Problem details -
In the material below, list every line carrying the string "Group".

::::::

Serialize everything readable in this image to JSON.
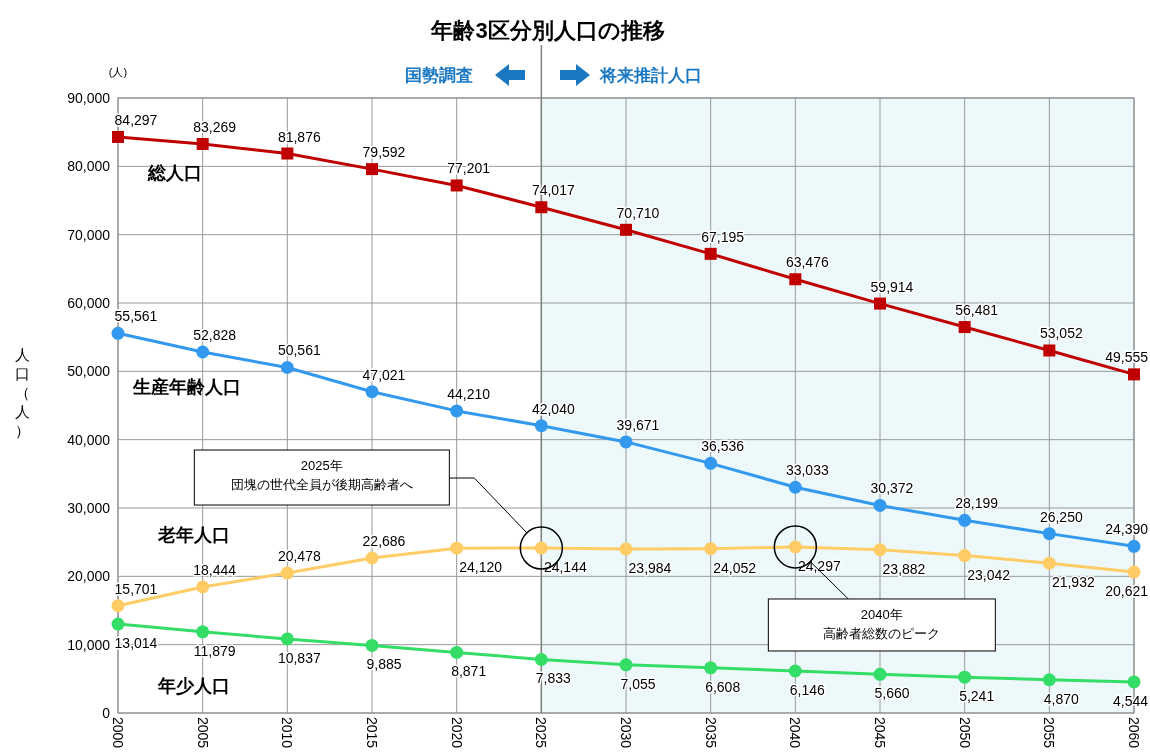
{
  "chart_data": {
    "type": "line",
    "title": "年齢3区分別人口の推移",
    "ylabel": "人口（人）",
    "annotations": [
      "(人)",
      "2025年",
      "団塊の世代全員が後期高齢者へ",
      "2040年",
      "高齢者総数のピーク",
      "国勢調査"
    ],
    "x": [
      2000,
      2005,
      2010,
      2015,
      2020,
      2025,
      2030,
      2035,
      2040,
      2045,
      2050,
      2055,
      2060
    ],
    "xlim": [
      2000,
      2060
    ],
    "xticks": [
      2000,
      2005,
      2010,
      2015,
      2020,
      2025,
      2030,
      2035,
      2040,
      2045,
      2050,
      2055,
      2060
    ],
    "ylim": [
      0,
      90000
    ],
    "yticks": [
      0,
      {
        "value": 10000,
        "label": "10,000"
      },
      {
        "value": 20000,
        "label": "20,000"
      },
      {
        "value": 30000,
        "label": "30,000"
      },
      {
        "value": 40000,
        "label": "40,000"
      },
      {
        "value": 50000,
        "label": "50,000"
      },
      {
        "value": 60000,
        "label": "60,000"
      },
      {
        "value": 70000,
        "label": "70,000"
      },
      {
        "value": 80000,
        "label": "80,000"
      },
      {
        "value": 90000,
        "label": "90,000"
      }
    ],
    "grid": true,
    "legend": false,
    "marker": "circle",
    "bands": [
      {
        "axis": "x",
        "from": 2025,
        "to": 2060,
        "label": "将来推計人口",
        "color": "#edf8fb"
      }
    ],
    "ref_lines": [
      {
        "axis": "x",
        "value": 2025,
        "color": "#808080"
      }
    ],
    "series": [
      {
        "name": "総人口",
        "color": "#c00000",
        "marker": "square",
        "values": [
          84297,
          83269,
          81876,
          79592,
          77201,
          74017,
          70710,
          67195,
          63476,
          59914,
          56481,
          53052,
          49555
        ],
        "value_labels": [
          "84,297",
          "83,269",
          "81,876",
          "79,592",
          "77,201",
          "74,017",
          "70,710",
          "67,195",
          "63,476",
          "59,914",
          "56,481",
          "53,052",
          "49,555"
        ]
      },
      {
        "name": "生産年齢人口",
        "color": "#3399ee",
        "values": [
          55561,
          52828,
          50561,
          47021,
          44210,
          42040,
          39671,
          36536,
          33033,
          30372,
          28199,
          26250,
          24390
        ],
        "value_labels": [
          "55,561",
          "52,828",
          "50,561",
          "47,021",
          "44,210",
          "42,040",
          "39,671",
          "36,536",
          "33,033",
          "30,372",
          "28,199",
          "26,250",
          "24,390"
        ]
      },
      {
        "name": "老年人口",
        "color": "#ffcc66",
        "values": [
          15701,
          18444,
          20478,
          22686,
          24120,
          24144,
          23984,
          24052,
          24297,
          23882,
          23042,
          21932,
          20621
        ],
        "value_labels": [
          "15,701",
          "18,444",
          "20,478",
          "22,686",
          "24,120",
          "24,144",
          "23,984",
          "24,052",
          "24,297",
          "23,882",
          "23,042",
          "21,932",
          "20,621"
        ]
      },
      {
        "name": "年少人口",
        "color": "#33dd66",
        "values": [
          13014,
          11879,
          10837,
          9885,
          8871,
          7833,
          7055,
          6608,
          6146,
          5660,
          5241,
          4870,
          4544
        ],
        "value_labels": [
          "13,014",
          "11,879",
          "10,837",
          "9,885",
          "8,871",
          "7,833",
          "7,055",
          "6,608",
          "6,146",
          "5,660",
          "5,241",
          "4,870",
          "4,544"
        ]
      }
    ]
  }
}
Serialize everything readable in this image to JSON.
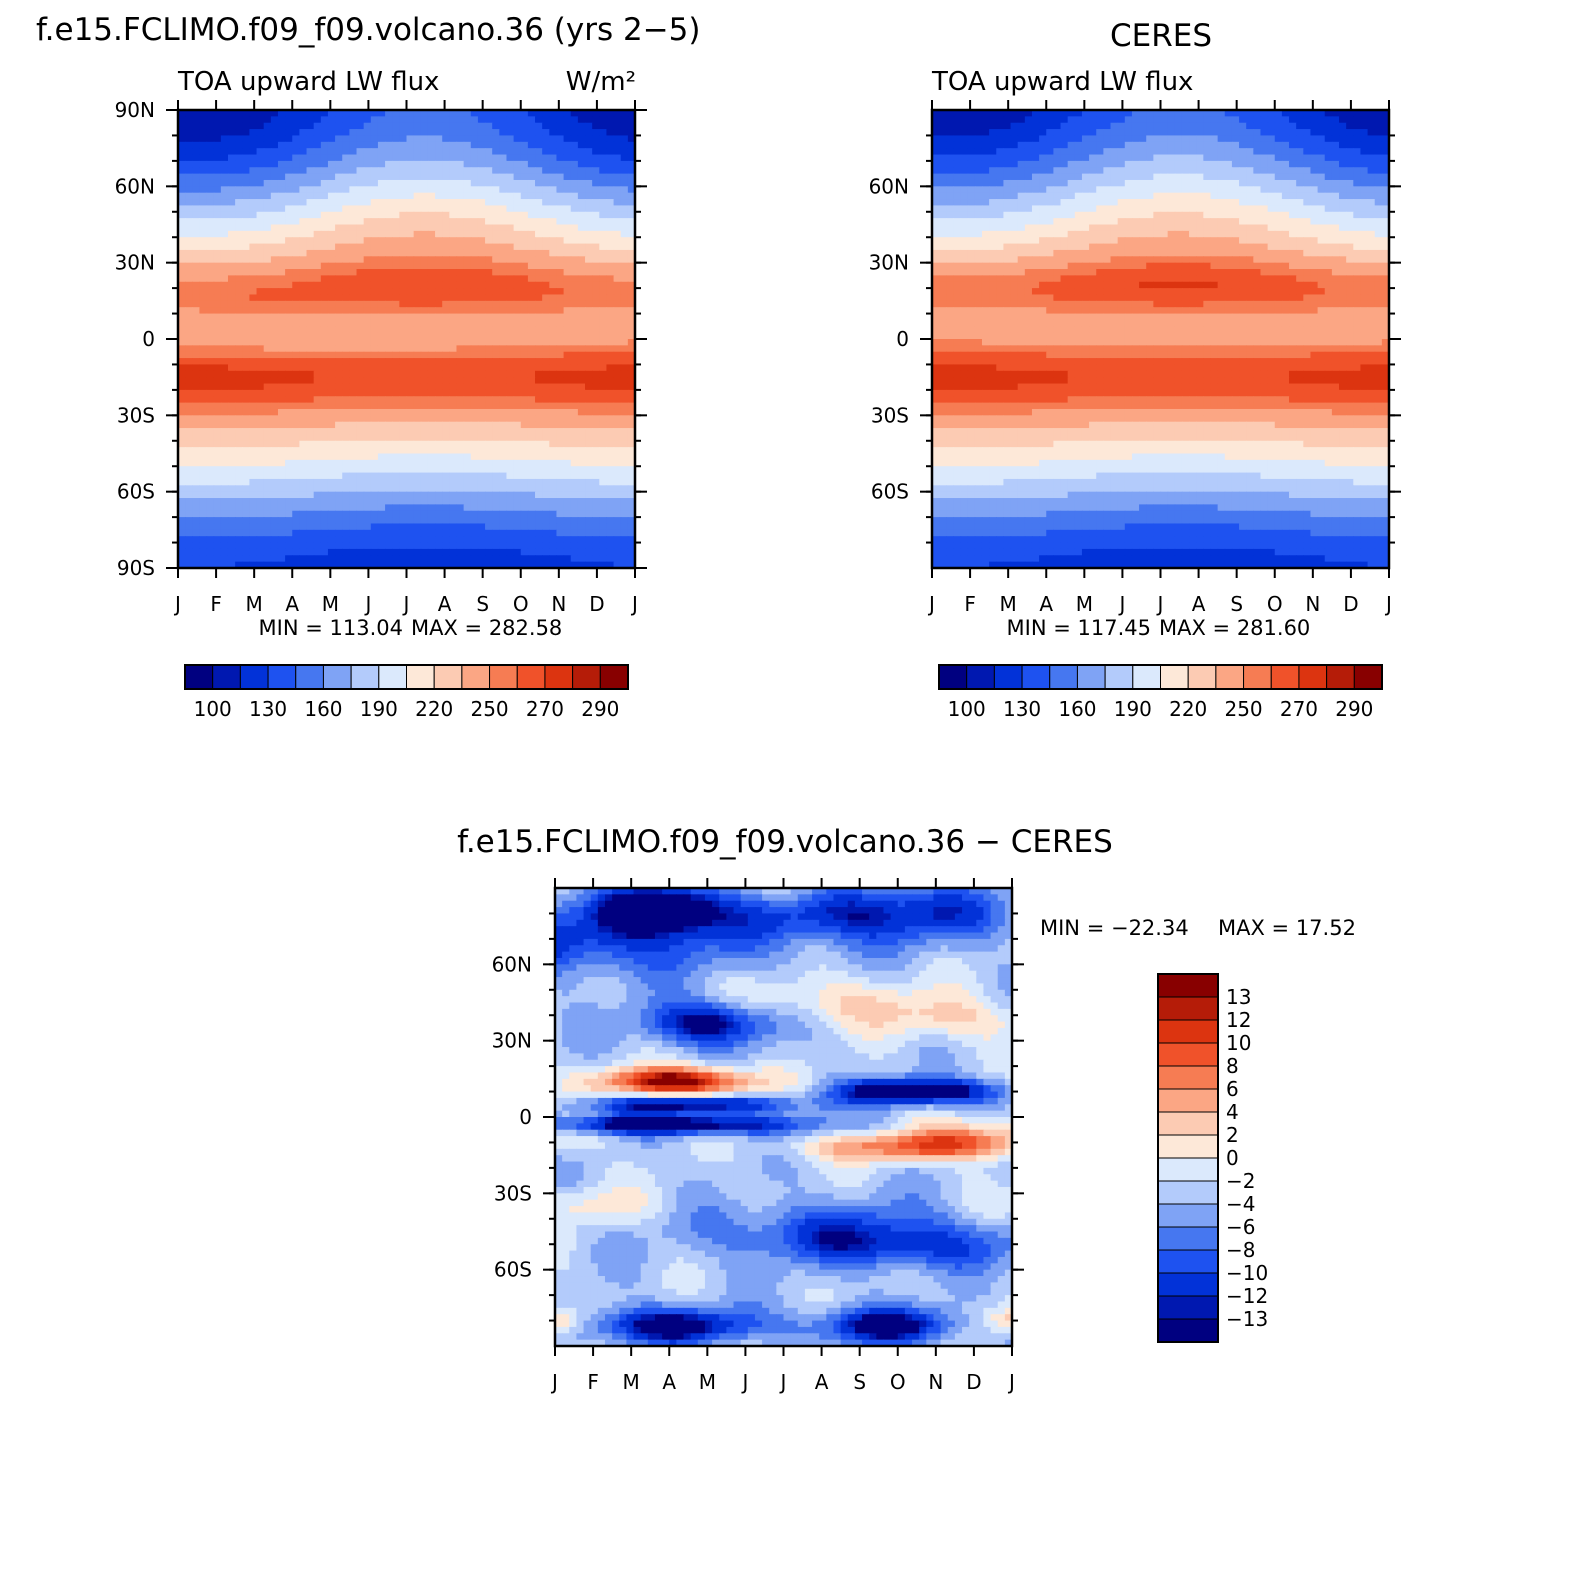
{
  "colors": {
    "abs_levels": [
      "#000080",
      "#0018b0",
      "#0232d8",
      "#1e52f0",
      "#4677f0",
      "#7fa3f5",
      "#b3cbfb",
      "#dbe9fc",
      "#fde8d8",
      "#fccbb3",
      "#fba684",
      "#f67c53",
      "#f0522a",
      "#dc3410",
      "#b51c08",
      "#880000"
    ],
    "diff_levels": [
      "#000080",
      "#0018b0",
      "#0232d8",
      "#1e52f0",
      "#4677f0",
      "#7fa3f5",
      "#b3cbfb",
      "#dbe9fc",
      "#fde8d8",
      "#fccbb3",
      "#fba684",
      "#f67c53",
      "#f0522a",
      "#dc3410",
      "#b51c08",
      "#880000"
    ]
  },
  "chart_data": [
    {
      "type": "heatmap",
      "title": "f.e15.FCLIMO.f09_f09.volcano.36 (yrs 2−5)",
      "left_subtitle": "TOA upward LW flux",
      "right_subtitle": "W/m²",
      "x_tick_labels": [
        "J",
        "F",
        "M",
        "A",
        "M",
        "J",
        "J",
        "A",
        "S",
        "O",
        "N",
        "D",
        "J"
      ],
      "y_tick_labels": [
        "90N",
        "60N",
        "30N",
        "0",
        "30S",
        "60S",
        "90S"
      ],
      "ylim": [
        -90,
        90
      ],
      "min_label": "MIN = 113.04",
      "max_label": "MAX = 282.58",
      "stats": {
        "min": 113.04,
        "max": 282.58
      },
      "colorbar_labels": [
        "100",
        "130",
        "160",
        "190",
        "220",
        "250",
        "270",
        "290"
      ],
      "colorbar_levels": [
        100,
        115,
        130,
        145,
        160,
        175,
        190,
        205,
        220,
        235,
        250,
        260,
        270,
        280,
        290
      ],
      "model": "model"
    },
    {
      "type": "heatmap",
      "title": "CERES",
      "left_subtitle": "TOA upward LW flux",
      "x_tick_labels": [
        "J",
        "F",
        "M",
        "A",
        "M",
        "J",
        "J",
        "A",
        "S",
        "O",
        "N",
        "D",
        "J"
      ],
      "y_tick_labels": [
        "60N",
        "30N",
        "0",
        "30S",
        "60S"
      ],
      "ylim": [
        -90,
        90
      ],
      "min_label": "MIN = 117.45",
      "max_label": "MAX = 281.60",
      "stats": {
        "min": 117.45,
        "max": 281.6
      },
      "colorbar_labels": [
        "100",
        "130",
        "160",
        "190",
        "220",
        "250",
        "270",
        "290"
      ],
      "colorbar_levels": [
        100,
        115,
        130,
        145,
        160,
        175,
        190,
        205,
        220,
        235,
        250,
        260,
        270,
        280,
        290
      ],
      "model": "obs"
    },
    {
      "type": "heatmap",
      "title": "f.e15.FCLIMO.f09_f09.volcano.36 − CERES",
      "x_tick_labels": [
        "J",
        "F",
        "M",
        "A",
        "M",
        "J",
        "J",
        "A",
        "S",
        "O",
        "N",
        "D",
        "J"
      ],
      "y_tick_labels": [
        "60N",
        "30N",
        "0",
        "30S",
        "60S"
      ],
      "ylim": [
        -90,
        90
      ],
      "min_label": "MIN = −22.34",
      "max_label": "MAX =   17.52",
      "stats": {
        "min": -22.34,
        "max": 17.52
      },
      "colorbar_labels": [
        "13",
        "12",
        "10",
        "8",
        "6",
        "4",
        "2",
        "0",
        "−2",
        "−4",
        "−6",
        "−8",
        "−10",
        "−12",
        "−13"
      ],
      "colorbar_levels": [
        -13,
        -12,
        -10,
        -8,
        -6,
        -4,
        -2,
        0,
        2,
        4,
        6,
        8,
        10,
        12,
        13
      ],
      "model": "diff"
    }
  ]
}
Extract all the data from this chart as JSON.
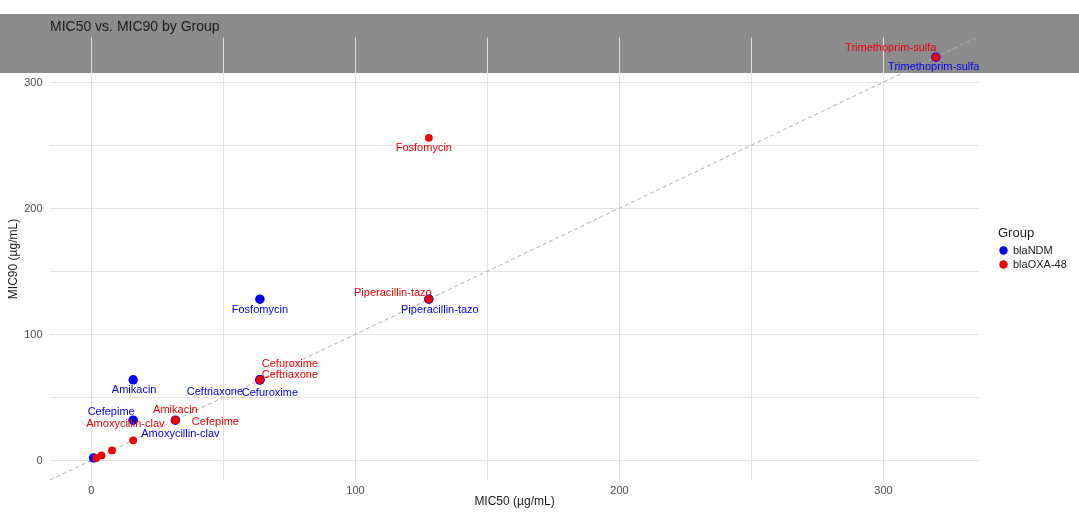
{
  "chart_data": {
    "type": "scatter",
    "title": "MIC50 vs. MIC90 by Group",
    "xlabel": "MIC50 (µg/mL)",
    "ylabel": "MIC90 (µg/mL)",
    "legend_title": "Group",
    "legend": "right",
    "grid": true,
    "marker": "circle",
    "xlim": [
      -15.5,
      336
    ],
    "ylim": [
      -15.5,
      336
    ],
    "xticks": [
      0,
      {
        "value": 50,
        "label": null
      },
      100,
      {
        "value": 150,
        "label": null
      },
      200,
      {
        "value": 250,
        "label": null
      },
      300
    ],
    "yticks": [
      0,
      {
        "value": 50,
        "label": null
      },
      100,
      {
        "value": 150,
        "label": null
      },
      200,
      {
        "value": 250,
        "label": null
      },
      300
    ],
    "series": [
      {
        "type": "line",
        "line_style": "dashed",
        "marker": "none",
        "color": "#b0b0b0",
        "x": [
          -15.5,
          336
        ],
        "values": [
          -15.5,
          336
        ]
      },
      {
        "name": "blaNDM",
        "color": "#0000ee",
        "x": [
          1,
          16,
          16,
          64,
          64,
          64,
          32,
          128,
          320
        ],
        "values": [
          2,
          64,
          32,
          128,
          64,
          64,
          32,
          128,
          320
        ],
        "value_labels": [
          null,
          "Amikacin",
          "Cefepime",
          "Fosfomycin",
          "Cefuroxime",
          "Ceftriaxone",
          "Amoxycillin-clav",
          "Piperacillin-tazo",
          "Trimethoprim-sulfa"
        ]
      },
      {
        "name": "blaOXA-48",
        "color": "#ee0000",
        "x": [
          2,
          4,
          8,
          16,
          32,
          32,
          32,
          64,
          64,
          128,
          128,
          320
        ],
        "values": [
          2,
          4,
          8,
          16,
          32,
          32,
          32,
          64,
          64,
          128,
          256,
          320
        ],
        "value_labels": [
          null,
          null,
          null,
          null,
          "Amikacin",
          "Amoxycillin-clav",
          "Cefepime",
          "Cefuroxime",
          "Ceftriaxone",
          "Piperacillin-tazo",
          "Fosfomycin",
          "Trimethoprim-sulfa"
        ]
      }
    ]
  }
}
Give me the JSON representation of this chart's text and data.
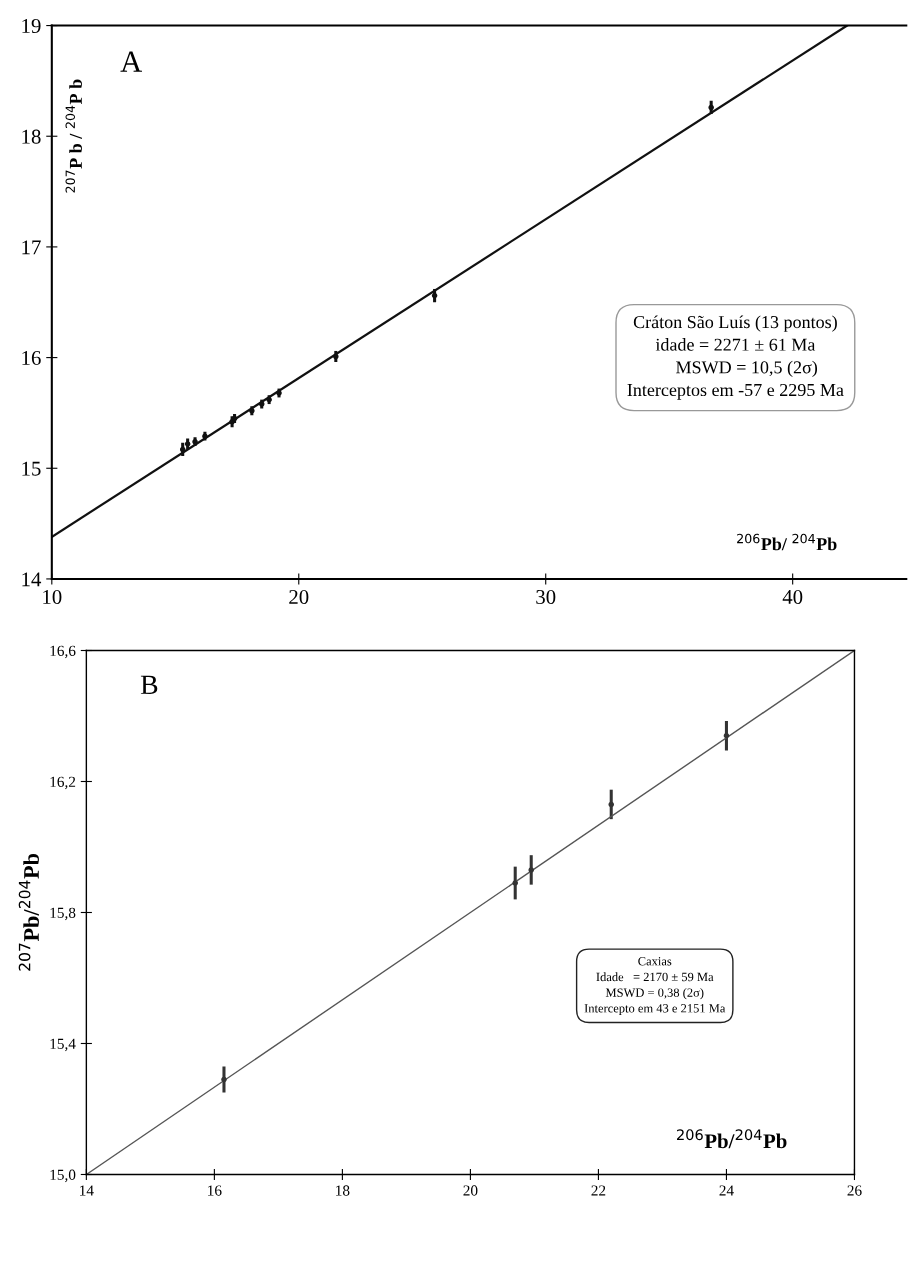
{
  "chart_data": [
    {
      "type": "scatter",
      "title": "A",
      "xlabel": "$^{206}$Pb/ $^{204}$Pb",
      "ylabel": "$^{207}$P b / $^{204}$P b",
      "xlim": [
        10,
        44.6
      ],
      "xticks": [
        10,
        20,
        30,
        40
      ],
      "ylim": [
        14,
        19
      ],
      "yticks": [
        14,
        15,
        16,
        17,
        18,
        19
      ],
      "series": [
        {
          "type": "scatter",
          "color": "#111111",
          "x": [
            15.3,
            15.5,
            15.8,
            16.2,
            17.3,
            17.4,
            18.1,
            18.5,
            18.8,
            19.2,
            21.5,
            25.5,
            36.7
          ],
          "values": [
            15.17,
            15.22,
            15.24,
            15.29,
            15.42,
            15.45,
            15.52,
            15.58,
            15.62,
            15.68,
            16.01,
            16.56,
            18.26
          ],
          "errors": [
            0.06,
            0.05,
            0.04,
            0.04,
            0.05,
            0.04,
            0.04,
            0.04,
            0.04,
            0.04,
            0.05,
            0.06,
            0.06
          ]
        },
        {
          "type": "line",
          "color": "#111111",
          "x": [
            10,
            42.2
          ],
          "values": [
            14.38,
            19
          ]
        }
      ],
      "annotations": [
        "Cráton São Luís (13 pontos)",
        "idade = 2271 ± 61 Ma",
        "     MSWD = 10,5 (2σ)",
        "Interceptos em -57 e 2295 Ma"
      ]
    },
    {
      "type": "scatter",
      "title": "B",
      "xlabel": "$^{206}$Pb/$^{204}$Pb",
      "ylabel": "$^{207}$Pb/$^{204}$Pb",
      "xlim": [
        14,
        26
      ],
      "xticks": [
        14,
        16,
        18,
        20,
        22,
        24,
        26
      ],
      "ylim": [
        15.0,
        16.6
      ],
      "yticks": [
        {
          "value": 15.0,
          "label": "15,0"
        },
        {
          "value": 15.4,
          "label": "15,4"
        },
        {
          "value": 15.8,
          "label": "15,8"
        },
        {
          "value": 16.2,
          "label": "16,2"
        },
        {
          "value": 16.6,
          "label": "16,6"
        }
      ],
      "series": [
        {
          "type": "scatter",
          "color": "#333333",
          "x": [
            16.15,
            20.7,
            20.95,
            22.2,
            24.0
          ],
          "values": [
            15.29,
            15.89,
            15.93,
            16.13,
            16.34
          ],
          "errors": [
            0.04,
            0.05,
            0.045,
            0.045,
            0.045
          ]
        },
        {
          "type": "line",
          "color": "#555555",
          "x": [
            14,
            26
          ],
          "values": [
            15.0,
            16.6
          ]
        }
      ],
      "annotations": [
        "Caxias",
        "Idade   = 2170 ± 59 Ma",
        "MSWD = 0,38 (2σ)",
        "Intercepto em 43 e 2151 Ma"
      ]
    }
  ]
}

::::::

Answer below -
    "title": "MIC50 vs. MIC90 by Group",
    "legend_title": "Group",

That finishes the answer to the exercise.